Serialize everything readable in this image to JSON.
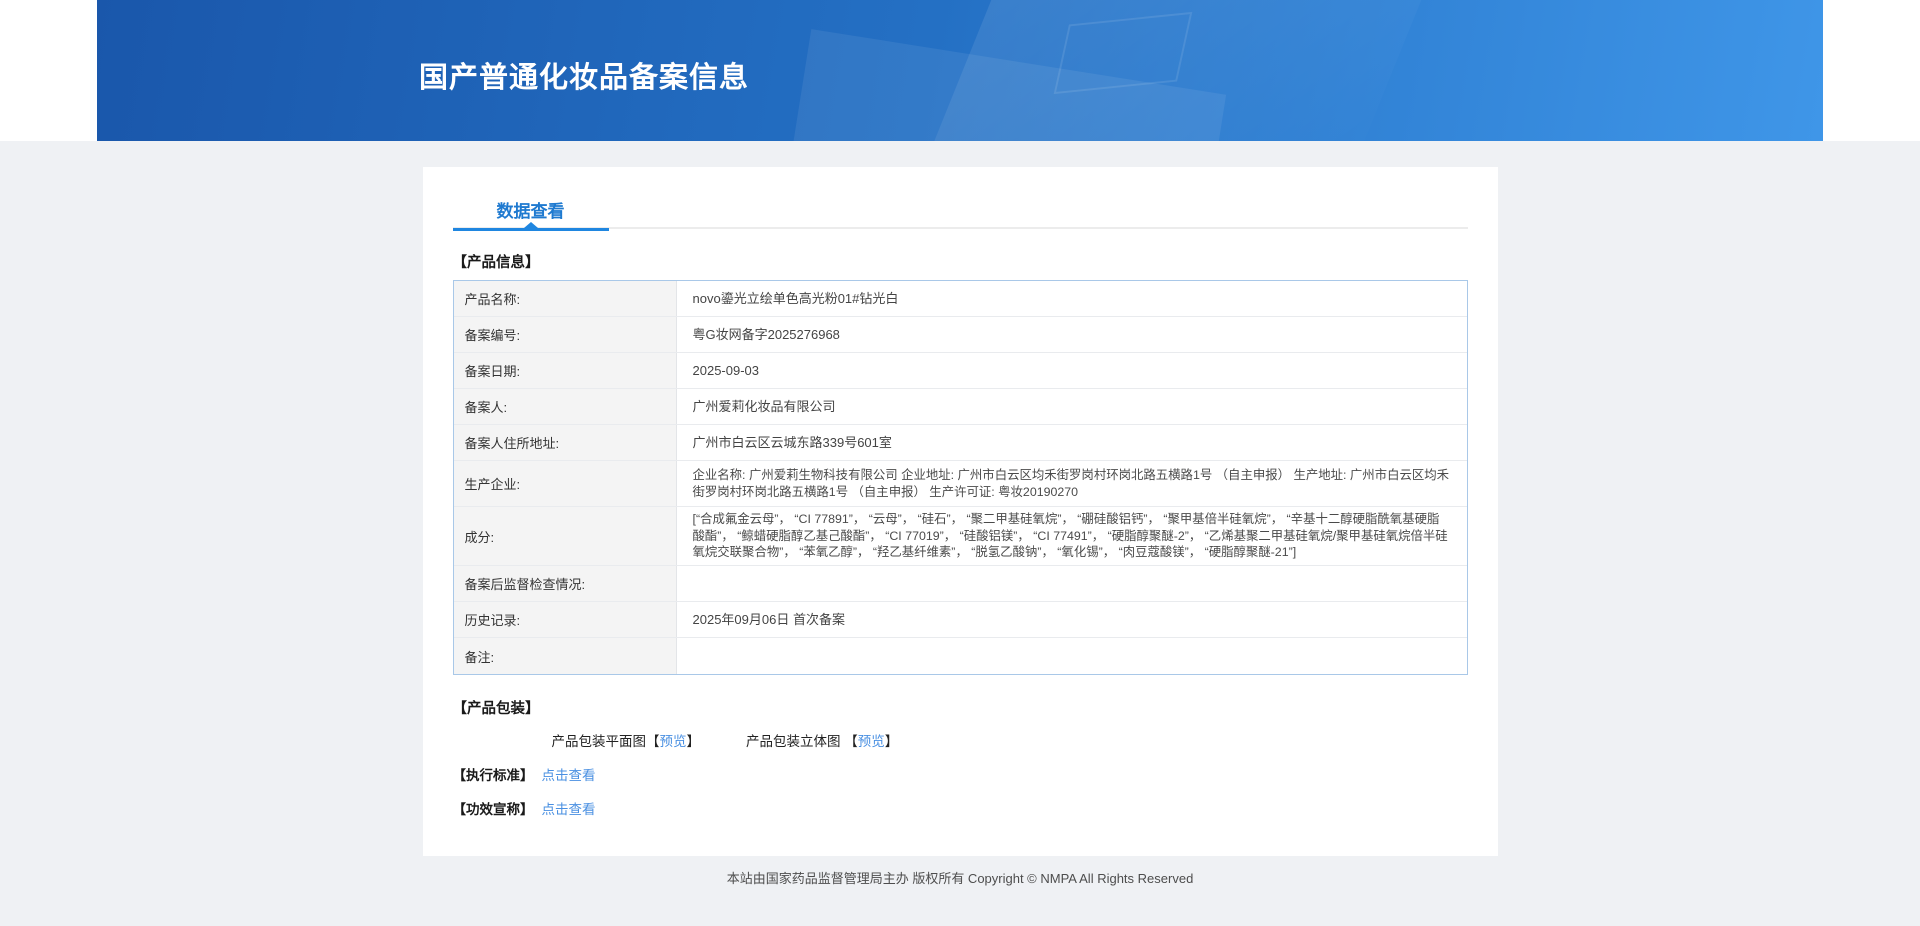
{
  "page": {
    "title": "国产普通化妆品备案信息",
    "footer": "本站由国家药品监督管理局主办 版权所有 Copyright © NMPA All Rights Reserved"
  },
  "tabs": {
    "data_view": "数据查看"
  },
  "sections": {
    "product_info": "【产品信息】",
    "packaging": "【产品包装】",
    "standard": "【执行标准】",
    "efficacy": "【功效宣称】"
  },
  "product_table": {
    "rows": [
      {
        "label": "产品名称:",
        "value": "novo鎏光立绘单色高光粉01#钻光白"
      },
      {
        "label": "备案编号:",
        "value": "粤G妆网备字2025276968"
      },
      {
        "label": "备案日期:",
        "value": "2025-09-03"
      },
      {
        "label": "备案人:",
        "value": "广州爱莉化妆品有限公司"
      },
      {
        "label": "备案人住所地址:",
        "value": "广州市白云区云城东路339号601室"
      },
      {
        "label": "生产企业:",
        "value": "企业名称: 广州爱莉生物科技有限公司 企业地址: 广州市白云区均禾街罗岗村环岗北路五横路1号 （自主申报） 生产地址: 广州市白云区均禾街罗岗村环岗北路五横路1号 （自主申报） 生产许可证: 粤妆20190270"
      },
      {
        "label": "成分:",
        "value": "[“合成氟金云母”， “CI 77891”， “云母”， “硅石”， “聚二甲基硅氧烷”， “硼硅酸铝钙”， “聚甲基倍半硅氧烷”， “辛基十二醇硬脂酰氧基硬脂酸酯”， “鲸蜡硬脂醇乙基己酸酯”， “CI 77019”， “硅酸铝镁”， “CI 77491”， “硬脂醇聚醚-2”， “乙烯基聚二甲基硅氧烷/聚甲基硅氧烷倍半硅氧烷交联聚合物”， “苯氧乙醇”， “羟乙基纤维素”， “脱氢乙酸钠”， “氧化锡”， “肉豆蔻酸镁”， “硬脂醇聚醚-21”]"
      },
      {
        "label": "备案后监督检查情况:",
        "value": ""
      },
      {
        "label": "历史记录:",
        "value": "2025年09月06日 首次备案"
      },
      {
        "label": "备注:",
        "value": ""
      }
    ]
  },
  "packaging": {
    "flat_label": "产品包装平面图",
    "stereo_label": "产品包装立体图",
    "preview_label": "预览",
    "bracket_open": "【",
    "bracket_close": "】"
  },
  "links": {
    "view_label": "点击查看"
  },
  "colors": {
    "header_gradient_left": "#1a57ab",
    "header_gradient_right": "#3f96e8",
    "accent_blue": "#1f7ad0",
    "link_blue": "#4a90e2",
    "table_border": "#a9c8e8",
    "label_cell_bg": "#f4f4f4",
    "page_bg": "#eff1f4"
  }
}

........

## YOUR OBJECTIVE:
Restate every record exactly, please; do not copy the pictures.

## COMPLETE RESPONSE:
Serialize everything readable in this image to JSON.
{
  "page": {
    "title": "国产普通化妆品备案信息",
    "footer": "本站由国家药品监督管理局主办 版权所有 Copyright © NMPA All Rights Reserved"
  },
  "tabs": {
    "data_view": "数据查看"
  },
  "sections": {
    "product_info": "【产品信息】",
    "packaging": "【产品包装】",
    "standard": "【执行标准】",
    "efficacy": "【功效宣称】"
  },
  "product_table": {
    "rows": [
      {
        "label": "产品名称:",
        "value": "novo鎏光立绘单色高光粉01#钻光白"
      },
      {
        "label": "备案编号:",
        "value": "粤G妆网备字2025276968"
      },
      {
        "label": "备案日期:",
        "value": "2025-09-03"
      },
      {
        "label": "备案人:",
        "value": "广州爱莉化妆品有限公司"
      },
      {
        "label": "备案人住所地址:",
        "value": "广州市白云区云城东路339号601室"
      },
      {
        "label": "生产企业:",
        "value": "企业名称: 广州爱莉生物科技有限公司 企业地址: 广州市白云区均禾街罗岗村环岗北路五横路1号 （自主申报） 生产地址: 广州市白云区均禾街罗岗村环岗北路五横路1号 （自主申报） 生产许可证: 粤妆20190270"
      },
      {
        "label": "成分:",
        "value": "[“合成氟金云母”， “CI 77891”， “云母”， “硅石”， “聚二甲基硅氧烷”， “硼硅酸铝钙”， “聚甲基倍半硅氧烷”， “辛基十二醇硬脂酰氧基硬脂酸酯”， “鲸蜡硬脂醇乙基己酸酯”， “CI 77019”， “硅酸铝镁”， “CI 77491”， “硬脂醇聚醚-2”， “乙烯基聚二甲基硅氧烷/聚甲基硅氧烷倍半硅氧烷交联聚合物”， “苯氧乙醇”， “羟乙基纤维素”， “脱氢乙酸钠”， “氧化锡”， “肉豆蔻酸镁”， “硬脂醇聚醚-21”]"
      },
      {
        "label": "备案后监督检查情况:",
        "value": ""
      },
      {
        "label": "历史记录:",
        "value": "2025年09月06日 首次备案"
      },
      {
        "label": "备注:",
        "value": ""
      }
    ]
  },
  "packaging": {
    "flat_label": "产品包装平面图",
    "stereo_label": "产品包装立体图",
    "preview_label": "预览",
    "bracket_open": "【",
    "bracket_close": "】"
  },
  "links": {
    "view_label": "点击查看"
  },
  "colors": {
    "header_gradient_left": "#1a57ab",
    "header_gradient_right": "#3f96e8",
    "accent_blue": "#1f7ad0",
    "link_blue": "#4a90e2",
    "table_border": "#a9c8e8",
    "label_cell_bg": "#f4f4f4",
    "page_bg": "#eff1f4"
  }
}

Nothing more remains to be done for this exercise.